Structured figure records:
·····
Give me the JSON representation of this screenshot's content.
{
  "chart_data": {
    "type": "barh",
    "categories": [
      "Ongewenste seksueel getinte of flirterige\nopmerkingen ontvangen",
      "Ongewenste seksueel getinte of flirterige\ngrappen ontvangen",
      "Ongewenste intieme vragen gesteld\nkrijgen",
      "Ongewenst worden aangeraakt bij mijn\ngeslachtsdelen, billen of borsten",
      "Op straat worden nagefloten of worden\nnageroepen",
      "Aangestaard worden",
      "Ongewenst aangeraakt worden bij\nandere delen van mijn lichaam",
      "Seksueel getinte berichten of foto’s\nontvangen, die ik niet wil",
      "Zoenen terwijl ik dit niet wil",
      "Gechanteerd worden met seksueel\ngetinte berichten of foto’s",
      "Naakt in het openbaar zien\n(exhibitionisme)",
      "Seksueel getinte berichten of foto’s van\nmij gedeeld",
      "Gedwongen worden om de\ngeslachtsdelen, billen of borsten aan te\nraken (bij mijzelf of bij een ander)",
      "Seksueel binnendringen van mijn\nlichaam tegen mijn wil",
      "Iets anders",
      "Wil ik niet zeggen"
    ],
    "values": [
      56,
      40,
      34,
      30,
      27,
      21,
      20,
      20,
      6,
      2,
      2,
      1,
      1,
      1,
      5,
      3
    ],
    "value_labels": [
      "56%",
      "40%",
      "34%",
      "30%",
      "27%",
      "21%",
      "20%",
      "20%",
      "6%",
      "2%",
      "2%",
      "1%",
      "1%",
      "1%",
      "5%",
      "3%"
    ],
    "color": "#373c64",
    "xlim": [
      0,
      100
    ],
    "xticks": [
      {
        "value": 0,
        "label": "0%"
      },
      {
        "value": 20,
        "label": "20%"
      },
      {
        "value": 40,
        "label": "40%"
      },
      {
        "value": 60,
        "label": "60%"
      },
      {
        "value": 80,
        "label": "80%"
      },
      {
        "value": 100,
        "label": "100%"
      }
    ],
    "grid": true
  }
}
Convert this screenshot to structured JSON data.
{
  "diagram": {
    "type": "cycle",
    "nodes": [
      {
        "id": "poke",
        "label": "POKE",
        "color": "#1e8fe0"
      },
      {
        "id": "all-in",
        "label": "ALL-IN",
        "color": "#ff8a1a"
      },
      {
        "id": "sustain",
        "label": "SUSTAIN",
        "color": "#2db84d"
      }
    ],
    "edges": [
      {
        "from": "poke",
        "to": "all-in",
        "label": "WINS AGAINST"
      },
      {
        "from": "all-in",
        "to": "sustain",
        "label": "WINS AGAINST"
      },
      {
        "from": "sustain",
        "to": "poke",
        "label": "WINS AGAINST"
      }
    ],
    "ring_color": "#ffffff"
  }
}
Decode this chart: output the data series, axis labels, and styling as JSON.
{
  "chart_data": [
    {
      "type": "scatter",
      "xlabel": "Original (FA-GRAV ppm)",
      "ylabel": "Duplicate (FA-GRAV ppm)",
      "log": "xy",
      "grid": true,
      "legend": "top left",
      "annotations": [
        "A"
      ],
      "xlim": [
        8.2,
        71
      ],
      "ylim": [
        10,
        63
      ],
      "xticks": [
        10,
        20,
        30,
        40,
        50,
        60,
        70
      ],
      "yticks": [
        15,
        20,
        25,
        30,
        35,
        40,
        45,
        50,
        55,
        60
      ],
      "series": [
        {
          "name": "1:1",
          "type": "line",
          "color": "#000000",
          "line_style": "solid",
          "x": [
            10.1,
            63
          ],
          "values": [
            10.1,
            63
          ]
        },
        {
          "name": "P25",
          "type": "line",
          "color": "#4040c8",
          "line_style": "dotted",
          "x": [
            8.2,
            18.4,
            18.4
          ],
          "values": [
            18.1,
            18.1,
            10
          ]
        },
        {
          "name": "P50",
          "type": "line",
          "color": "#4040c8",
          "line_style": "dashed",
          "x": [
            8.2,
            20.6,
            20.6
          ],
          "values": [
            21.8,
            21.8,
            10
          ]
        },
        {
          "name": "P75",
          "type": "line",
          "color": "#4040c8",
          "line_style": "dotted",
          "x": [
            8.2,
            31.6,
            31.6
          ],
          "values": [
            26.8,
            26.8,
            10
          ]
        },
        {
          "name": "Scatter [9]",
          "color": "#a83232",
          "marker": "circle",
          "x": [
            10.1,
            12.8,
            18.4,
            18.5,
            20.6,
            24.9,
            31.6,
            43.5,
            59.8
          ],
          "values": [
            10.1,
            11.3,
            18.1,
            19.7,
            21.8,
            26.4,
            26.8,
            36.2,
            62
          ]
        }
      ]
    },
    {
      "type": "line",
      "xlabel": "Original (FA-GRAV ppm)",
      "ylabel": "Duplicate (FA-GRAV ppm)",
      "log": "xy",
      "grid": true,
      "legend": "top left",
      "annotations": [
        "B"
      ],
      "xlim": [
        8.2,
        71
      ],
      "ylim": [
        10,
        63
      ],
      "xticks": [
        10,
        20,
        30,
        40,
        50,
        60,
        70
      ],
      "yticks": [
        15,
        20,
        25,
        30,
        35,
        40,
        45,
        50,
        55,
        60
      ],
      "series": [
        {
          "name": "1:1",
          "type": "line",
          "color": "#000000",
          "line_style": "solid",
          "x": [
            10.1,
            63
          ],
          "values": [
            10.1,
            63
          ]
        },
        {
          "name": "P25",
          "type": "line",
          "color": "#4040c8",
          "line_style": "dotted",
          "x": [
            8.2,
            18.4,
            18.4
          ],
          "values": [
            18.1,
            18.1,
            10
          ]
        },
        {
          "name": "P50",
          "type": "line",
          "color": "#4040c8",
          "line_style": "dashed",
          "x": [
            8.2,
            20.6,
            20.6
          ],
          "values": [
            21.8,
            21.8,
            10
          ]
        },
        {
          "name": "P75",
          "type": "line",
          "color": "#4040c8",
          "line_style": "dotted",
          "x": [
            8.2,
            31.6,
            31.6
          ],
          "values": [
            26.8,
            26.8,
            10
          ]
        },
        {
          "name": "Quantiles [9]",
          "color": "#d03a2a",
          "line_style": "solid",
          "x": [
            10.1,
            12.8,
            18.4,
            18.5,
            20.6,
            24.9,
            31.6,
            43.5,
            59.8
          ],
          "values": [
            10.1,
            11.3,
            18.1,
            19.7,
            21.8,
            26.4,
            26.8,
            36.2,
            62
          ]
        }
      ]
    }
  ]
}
·····
- WHAT IS NEEDED
Exactly as written, please output every entry.

- FULL RESPONSE
Give me the JSON representation of this screenshot's content.
{
  "chart_data": {
    "type": "barh",
    "categories": [
      "Ongewenste seksueel getinte of flirterige\nopmerkingen ontvangen",
      "Ongewenste seksueel getinte of flirterige\ngrappen ontvangen",
      "Ongewenste intieme vragen gesteld\nkrijgen",
      "Ongewenst worden aangeraakt bij mijn\ngeslachtsdelen, billen of borsten",
      "Op straat worden nagefloten of worden\nnageroepen",
      "Aangestaard worden",
      "Ongewenst aangeraakt worden bij\nandere delen van mijn lichaam",
      "Seksueel getinte berichten of foto’s\nontvangen, die ik niet wil",
      "Zoenen terwijl ik dit niet wil",
      "Gechanteerd worden met seksueel\ngetinte berichten of foto’s",
      "Naakt in het openbaar zien\n(exhibitionisme)",
      "Seksueel getinte berichten of foto’s van\nmij gedeeld",
      "Gedwongen worden om de\ngeslachtsdelen, billen of borsten aan te\nraken (bij mijzelf of bij een ander)",
      "Seksueel binnendringen van mijn\nlichaam tegen mijn wil",
      "Iets anders",
      "Wil ik niet zeggen"
    ],
    "values": [
      56,
      40,
      34,
      30,
      27,
      21,
      20,
      20,
      6,
      2,
      2,
      1,
      1,
      1,
      5,
      3
    ],
    "value_labels": [
      "56%",
      "40%",
      "34%",
      "30%",
      "27%",
      "21%",
      "20%",
      "20%",
      "6%",
      "2%",
      "2%",
      "1%",
      "1%",
      "1%",
      "5%",
      "3%"
    ],
    "color": "#373c64",
    "xlim": [
      0,
      100
    ],
    "xticks": [
      {
        "value": 0,
        "label": "0%"
      },
      {
        "value": 20,
        "label": "20%"
      },
      {
        "value": 40,
        "label": "40%"
      },
      {
        "value": 60,
        "label": "60%"
      },
      {
        "value": 80,
        "label": "80%"
      },
      {
        "value": 100,
        "label": "100%"
      }
    ],
    "grid": true
  }
}
Convert this screenshot to structured JSON data.
{
  "diagram": {
    "type": "cycle",
    "nodes": [
      {
        "id": "poke",
        "label": "POKE",
        "color": "#1e8fe0"
      },
      {
        "id": "all-in",
        "label": "ALL-IN",
        "color": "#ff8a1a"
      },
      {
        "id": "sustain",
        "label": "SUSTAIN",
        "color": "#2db84d"
      }
    ],
    "edges": [
      {
        "from": "poke",
        "to": "all-in",
        "label": "WINS AGAINST"
      },
      {
        "from": "all-in",
        "to": "sustain",
        "label": "WINS AGAINST"
      },
      {
        "from": "sustain",
        "to": "poke",
        "label": "WINS AGAINST"
      }
    ],
    "ring_color": "#ffffff"
  }
}
Decode this chart: output the data series, axis labels, and styling as JSON.
{
  "chart_data": [
    {
      "type": "scatter",
      "xlabel": "Original (FA-GRAV ppm)",
      "ylabel": "Duplicate (FA-GRAV ppm)",
      "log": "xy",
      "grid": true,
      "legend": "top left",
      "annotations": [
        "A"
      ],
      "xlim": [
        8.2,
        71
      ],
      "ylim": [
        10,
        63
      ],
      "xticks": [
        10,
        20,
        30,
        40,
        50,
        60,
        70
      ],
      "yticks": [
        15,
        20,
        25,
        30,
        35,
        40,
        45,
        50,
        55,
        60
      ],
      "series": [
        {
          "name": "1:1",
          "type": "line",
          "color": "#000000",
          "line_style": "solid",
          "x": [
            10.1,
            63
          ],
          "values": [
            10.1,
            63
          ]
        },
        {
          "name": "P25",
          "type": "line",
          "color": "#4040c8",
          "line_style": "dotted",
          "x": [
            8.2,
            18.4,
            18.4
          ],
          "values": [
            18.1,
            18.1,
            10
          ]
        },
        {
          "name": "P50",
          "type": "line",
          "color": "#4040c8",
          "line_style": "dashed",
          "x": [
            8.2,
            20.6,
            20.6
          ],
          "values": [
            21.8,
            21.8,
            10
          ]
        },
        {
          "name": "P75",
          "type": "line",
          "color": "#4040c8",
          "line_style": "dotted",
          "x": [
            8.2,
            31.6,
            31.6
          ],
          "values": [
            26.8,
            26.8,
            10
          ]
        },
        {
          "name": "Scatter [9]",
          "color": "#a83232",
          "marker": "circle",
          "x": [
            10.1,
            12.8,
            18.4,
            18.5,
            20.6,
            24.9,
            31.6,
            43.5,
            59.8
          ],
          "values": [
            10.1,
            11.3,
            18.1,
            19.7,
            21.8,
            26.4,
            26.8,
            36.2,
            62
          ]
        }
      ]
    },
    {
      "type": "line",
      "xlabel": "Original (FA-GRAV ppm)",
      "ylabel": "Duplicate (FA-GRAV ppm)",
      "log": "xy",
      "grid": true,
      "legend": "top left",
      "annotations": [
        "B"
      ],
      "xlim": [
        8.2,
        71
      ],
      "ylim": [
        10,
        63
      ],
      "xticks": [
        10,
        20,
        30,
        40,
        50,
        60,
        70
      ],
      "yticks": [
        15,
        20,
        25,
        30,
        35,
        40,
        45,
        50,
        55,
        60
      ],
      "series": [
        {
          "name": "1:1",
          "type": "line",
          "color": "#000000",
          "line_style": "solid",
          "x": [
            10.1,
            63
          ],
          "values": [
            10.1,
            63
          ]
        },
        {
          "name": "P25",
          "type": "line",
          "color": "#4040c8",
          "line_style": "dotted",
          "x": [
            8.2,
            18.4,
            18.4
          ],
          "values": [
            18.1,
            18.1,
            10
          ]
        },
        {
          "name": "P50",
          "type": "line",
          "color": "#4040c8",
          "line_style": "dashed",
          "x": [
            8.2,
            20.6,
            20.6
          ],
          "values": [
            21.8,
            21.8,
            10
          ]
        },
        {
          "name": "P75",
          "type": "line",
          "color": "#4040c8",
          "line_style": "dotted",
          "x": [
            8.2,
            31.6,
            31.6
          ],
          "values": [
            26.8,
            26.8,
            10
          ]
        },
        {
          "name": "Quantiles [9]",
          "color": "#d03a2a",
          "line_style": "solid",
          "x": [
            10.1,
            12.8,
            18.4,
            18.5,
            20.6,
            24.9,
            31.6,
            43.5,
            59.8
          ],
          "values": [
            10.1,
            11.3,
            18.1,
            19.7,
            21.8,
            26.4,
            26.8,
            36.2,
            62
          ]
        }
      ]
    }
  ]
}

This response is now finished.